◆ Work to complete ◆
Continue the text on drug treatment of vascular anomalies from its last sentence.

◆ Text for analysis ◆
________

For many years, corticosteroids have been the first‐line treatment for complicated IHs and are still used as second‐line therapy if beta‐blockers are contraindicated. ⁴⁹ Corticosteroids are less effective than beta‐blockers and responsible for many side effects such as high blood pressure, slowdown of growth, and opportunistic infections. In Kasabach–Merritt phenomenon and inflammatory outbreaks of LMs, corticosteroids have been gradually replaced by sirolimus. ²⁷ , ³²

3.3. Tranexamic acid

Tranexamic acid is an antifibrinolytic agent that helps stabilize the clot. It can be used topically for controlling bleeding in vascular anomalies such as congenital hemangiomas ⁵⁰ or superficial lymphangiectasias of the tongue, however, it should be used orally with caution as it can promote thrombosis.

4. MEDICAL MANAGEMENT STRATEGY

In practice, the drug treatment of AVMs (Table 3) is often integrated into a multimodal protocol that also includes interventional radiology, surgery, and/or laser therapy. The only situation where drug treatment may be sufficient is IH, since total or almost total disappearance of the lesion can be obtained in about 75% of cases with a beta‐blocker, most often propranolol. For at‐risk head and neck IH patients, drug treatment can save the child from invasive and painful procedures and propranolol has been shown to have the best risk/benefit ratio. Propranolol should be given as soon as possible to stop the IH from growing, to avoid functional complications, and to reduce long‐term esthetic consequences (Figures 1 and 2). In cases of contraindication to beta‐blockers or incomplete therapeutic result, surgery and/or laser treatment should be discussed for localized IH and drug treatments such as sirolimus should be considered for large IHs that are inaccessible to local treatment.

________

(Stored items)
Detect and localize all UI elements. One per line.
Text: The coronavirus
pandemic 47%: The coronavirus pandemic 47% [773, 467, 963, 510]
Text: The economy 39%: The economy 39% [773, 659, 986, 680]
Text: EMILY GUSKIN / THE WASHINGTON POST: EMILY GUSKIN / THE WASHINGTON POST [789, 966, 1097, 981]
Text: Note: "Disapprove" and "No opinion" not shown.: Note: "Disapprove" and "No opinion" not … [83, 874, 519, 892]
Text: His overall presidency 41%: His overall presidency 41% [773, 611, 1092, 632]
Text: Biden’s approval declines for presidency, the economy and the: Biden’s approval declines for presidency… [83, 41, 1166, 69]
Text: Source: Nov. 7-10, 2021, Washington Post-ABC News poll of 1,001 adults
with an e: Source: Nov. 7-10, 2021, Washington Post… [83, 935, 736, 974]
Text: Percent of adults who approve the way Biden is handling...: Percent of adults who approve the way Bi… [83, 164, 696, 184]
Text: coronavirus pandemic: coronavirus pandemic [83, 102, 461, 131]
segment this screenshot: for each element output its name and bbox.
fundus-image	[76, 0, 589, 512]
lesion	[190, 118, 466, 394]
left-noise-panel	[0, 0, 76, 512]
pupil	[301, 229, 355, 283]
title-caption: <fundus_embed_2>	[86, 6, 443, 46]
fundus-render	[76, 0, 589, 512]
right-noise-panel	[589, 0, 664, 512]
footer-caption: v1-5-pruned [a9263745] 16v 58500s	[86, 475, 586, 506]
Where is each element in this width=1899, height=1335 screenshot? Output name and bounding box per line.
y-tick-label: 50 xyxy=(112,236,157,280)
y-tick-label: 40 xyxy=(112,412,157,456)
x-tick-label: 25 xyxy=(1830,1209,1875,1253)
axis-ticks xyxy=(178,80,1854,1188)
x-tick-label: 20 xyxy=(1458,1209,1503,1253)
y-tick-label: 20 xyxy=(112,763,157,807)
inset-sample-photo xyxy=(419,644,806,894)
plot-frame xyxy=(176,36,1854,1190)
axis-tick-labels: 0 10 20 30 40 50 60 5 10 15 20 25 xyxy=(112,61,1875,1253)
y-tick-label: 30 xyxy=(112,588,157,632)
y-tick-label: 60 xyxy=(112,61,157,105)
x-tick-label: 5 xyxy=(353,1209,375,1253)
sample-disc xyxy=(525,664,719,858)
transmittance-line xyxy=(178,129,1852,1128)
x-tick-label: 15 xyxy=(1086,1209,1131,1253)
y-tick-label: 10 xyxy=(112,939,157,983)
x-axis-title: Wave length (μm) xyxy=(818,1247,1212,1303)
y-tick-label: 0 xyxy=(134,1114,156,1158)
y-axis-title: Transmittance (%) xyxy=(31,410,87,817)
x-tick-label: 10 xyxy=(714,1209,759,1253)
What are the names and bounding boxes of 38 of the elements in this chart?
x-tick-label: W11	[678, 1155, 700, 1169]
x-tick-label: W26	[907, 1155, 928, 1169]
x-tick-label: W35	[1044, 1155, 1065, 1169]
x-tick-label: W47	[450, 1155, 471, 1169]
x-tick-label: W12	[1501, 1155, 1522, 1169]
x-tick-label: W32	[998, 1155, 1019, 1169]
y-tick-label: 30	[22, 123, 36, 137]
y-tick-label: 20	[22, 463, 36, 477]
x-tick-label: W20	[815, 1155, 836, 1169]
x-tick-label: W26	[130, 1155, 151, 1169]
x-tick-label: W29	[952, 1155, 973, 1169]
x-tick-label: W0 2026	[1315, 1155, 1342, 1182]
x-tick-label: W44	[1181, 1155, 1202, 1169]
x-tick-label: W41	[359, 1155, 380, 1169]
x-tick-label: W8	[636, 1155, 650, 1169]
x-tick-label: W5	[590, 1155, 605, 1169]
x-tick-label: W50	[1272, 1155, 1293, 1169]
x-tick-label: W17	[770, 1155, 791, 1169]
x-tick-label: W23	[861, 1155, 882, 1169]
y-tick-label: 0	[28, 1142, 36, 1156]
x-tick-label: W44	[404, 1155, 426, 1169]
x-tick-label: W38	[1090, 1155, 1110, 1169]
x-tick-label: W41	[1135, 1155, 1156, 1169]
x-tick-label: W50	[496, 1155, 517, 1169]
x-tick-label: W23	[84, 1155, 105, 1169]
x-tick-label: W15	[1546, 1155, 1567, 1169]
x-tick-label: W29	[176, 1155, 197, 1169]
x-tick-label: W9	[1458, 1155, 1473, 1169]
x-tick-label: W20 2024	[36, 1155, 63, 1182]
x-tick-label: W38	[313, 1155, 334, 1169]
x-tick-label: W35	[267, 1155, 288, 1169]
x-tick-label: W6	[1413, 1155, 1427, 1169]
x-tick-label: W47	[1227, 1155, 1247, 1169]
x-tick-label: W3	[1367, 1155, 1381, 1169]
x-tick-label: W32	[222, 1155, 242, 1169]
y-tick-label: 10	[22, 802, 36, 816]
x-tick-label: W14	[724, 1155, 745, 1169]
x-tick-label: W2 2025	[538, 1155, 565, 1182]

________

◆ Response ◆
TABLE 3.

Main treatments used for vascular anomalies

Infantile hemangiomas (IHs)	Propranolol ^a (approved by the FDA and EMA) Atenolol ^a Nadolol ^a Acebutolol ^b Topical timolol ^a (mild efficacy) Corticosteroids ^b Vincristine ^c Interferon alpha ^c Rapamycin ^c
Congenital hemangiomas (RICH/NICH/PICH)	Propranolol ^c Rapamycin ^c
Kasabach–Merritt phenomenon (KHE/TA)	Rapamycin ^b Corticosteroids ^b Aspirin/ticlopidin ^c Vincristine ^c Interferon ^c Propranolol ^c
Low‐flow malformations (capillary, LM & VM)	Rapamycin ^a PIK3CA inhibitors ^b (ongoing studies) Anticoagulants (aspirin, LMWH & DOACs) Tranexamic acid (topically applied)
High‐flow malformations (AVMs)	Propranolol ^c Rapamycin ^c Thalidomide ^c MEK inhibitors ^c (ongoing studies)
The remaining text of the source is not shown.